Stored data entries:
_ _ _ _ _ _ _

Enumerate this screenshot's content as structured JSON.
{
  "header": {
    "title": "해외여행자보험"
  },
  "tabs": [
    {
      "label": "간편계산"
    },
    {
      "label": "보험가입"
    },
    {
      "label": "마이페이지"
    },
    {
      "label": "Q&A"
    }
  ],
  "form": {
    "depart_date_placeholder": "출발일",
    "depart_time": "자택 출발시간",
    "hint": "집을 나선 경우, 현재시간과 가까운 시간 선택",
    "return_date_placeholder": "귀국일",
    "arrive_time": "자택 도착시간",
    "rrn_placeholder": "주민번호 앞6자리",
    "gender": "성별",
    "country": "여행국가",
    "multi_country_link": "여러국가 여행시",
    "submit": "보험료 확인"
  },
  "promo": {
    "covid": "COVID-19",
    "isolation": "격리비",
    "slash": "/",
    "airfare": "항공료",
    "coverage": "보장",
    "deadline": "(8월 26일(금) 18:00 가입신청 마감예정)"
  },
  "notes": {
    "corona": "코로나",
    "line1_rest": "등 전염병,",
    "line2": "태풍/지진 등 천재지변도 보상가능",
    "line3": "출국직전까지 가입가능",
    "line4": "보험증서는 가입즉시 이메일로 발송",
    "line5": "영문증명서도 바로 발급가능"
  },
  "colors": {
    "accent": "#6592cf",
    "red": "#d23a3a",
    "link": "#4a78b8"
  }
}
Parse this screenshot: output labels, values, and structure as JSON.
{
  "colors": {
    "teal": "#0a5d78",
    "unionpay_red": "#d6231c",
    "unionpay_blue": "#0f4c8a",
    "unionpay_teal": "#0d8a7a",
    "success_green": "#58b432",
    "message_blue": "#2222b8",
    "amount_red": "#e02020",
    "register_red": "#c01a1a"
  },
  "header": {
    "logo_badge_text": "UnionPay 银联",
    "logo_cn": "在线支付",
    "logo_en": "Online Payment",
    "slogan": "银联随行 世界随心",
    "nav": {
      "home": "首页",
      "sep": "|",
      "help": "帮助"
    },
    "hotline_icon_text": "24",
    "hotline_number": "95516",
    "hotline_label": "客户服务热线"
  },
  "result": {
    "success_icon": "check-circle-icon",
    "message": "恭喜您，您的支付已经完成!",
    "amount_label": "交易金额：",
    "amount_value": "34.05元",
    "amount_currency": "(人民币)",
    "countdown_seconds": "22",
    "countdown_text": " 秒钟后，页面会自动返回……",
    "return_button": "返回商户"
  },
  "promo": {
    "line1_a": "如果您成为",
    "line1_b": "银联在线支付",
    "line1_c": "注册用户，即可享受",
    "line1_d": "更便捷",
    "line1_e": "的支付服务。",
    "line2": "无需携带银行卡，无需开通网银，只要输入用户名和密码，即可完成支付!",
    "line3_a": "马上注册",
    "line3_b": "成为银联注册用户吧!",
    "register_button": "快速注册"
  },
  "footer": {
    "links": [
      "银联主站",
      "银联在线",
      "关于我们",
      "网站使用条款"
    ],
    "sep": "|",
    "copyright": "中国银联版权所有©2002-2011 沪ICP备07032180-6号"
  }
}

_ _ _ _ _ _ _

▶ **Exercise goal**:
Return each entry from above without altering a single character.

▶ **Solution to the problem**:
Enumerate this screenshot's content as structured JSON.
{
  "header": {
    "title": "해외여행자보험"
  },
  "tabs": [
    {
      "label": "간편계산"
    },
    {
      "label": "보험가입"
    },
    {
      "label": "마이페이지"
    },
    {
      "label": "Q&A"
    }
  ],
  "form": {
    "depart_date_placeholder": "출발일",
    "depart_time": "자택 출발시간",
    "hint": "집을 나선 경우, 현재시간과 가까운 시간 선택",
    "return_date_placeholder": "귀국일",
    "arrive_time": "자택 도착시간",
    "rrn_placeholder": "주민번호 앞6자리",
    "gender": "성별",
    "country": "여행국가",
    "multi_country_link": "여러국가 여행시",
    "submit": "보험료 확인"
  },
  "promo": {
    "covid": "COVID-19",
    "isolation": "격리비",
    "slash": "/",
    "airfare": "항공료",
    "coverage": "보장",
    "deadline": "(8월 26일(금) 18:00 가입신청 마감예정)"
  },
  "notes": {
    "corona": "코로나",
    "line1_rest": "등 전염병,",
    "line2": "태풍/지진 등 천재지변도 보상가능",
    "line3": "출국직전까지 가입가능",
    "line4": "보험증서는 가입즉시 이메일로 발송",
    "line5": "영문증명서도 바로 발급가능"
  },
  "colors": {
    "accent": "#6592cf",
    "red": "#d23a3a",
    "link": "#4a78b8"
  }
}
Parse this screenshot: output labels, values, and structure as JSON.
{
  "colors": {
    "teal": "#0a5d78",
    "unionpay_red": "#d6231c",
    "unionpay_blue": "#0f4c8a",
    "unionpay_teal": "#0d8a7a",
    "success_green": "#58b432",
    "message_blue": "#2222b8",
    "amount_red": "#e02020",
    "register_red": "#c01a1a"
  },
  "header": {
    "logo_badge_text": "UnionPay 银联",
    "logo_cn": "在线支付",
    "logo_en": "Online Payment",
    "slogan": "银联随行 世界随心",
    "nav": {
      "home": "首页",
      "sep": "|",
      "help": "帮助"
    },
    "hotline_icon_text": "24",
    "hotline_number": "95516",
    "hotline_label": "客户服务热线"
  },
  "result": {
    "success_icon": "check-circle-icon",
    "message": "恭喜您，您的支付已经完成!",
    "amount_label": "交易金额：",
    "amount_value": "34.05元",
    "amount_currency": "(人民币)",
    "countdown_seconds": "22",
    "countdown_text": " 秒钟后，页面会自动返回……",
    "return_button": "返回商户"
  },
  "promo": {
    "line1_a": "如果您成为",
    "line1_b": "银联在线支付",
    "line1_c": "注册用户，即可享受",
    "line1_d": "更便捷",
    "line1_e": "的支付服务。",
    "line2": "无需携带银行卡，无需开通网银，只要输入用户名和密码，即可完成支付!",
    "line3_a": "马上注册",
    "line3_b": "成为银联注册用户吧!",
    "register_button": "快速注册"
  },
  "footer": {
    "links": [
      "银联主站",
      "银联在线",
      "关于我们",
      "网站使用条款"
    ],
    "sep": "|",
    "copyright": "中国银联版权所有©2002-2011 沪ICP备07032180-6号"
  }
}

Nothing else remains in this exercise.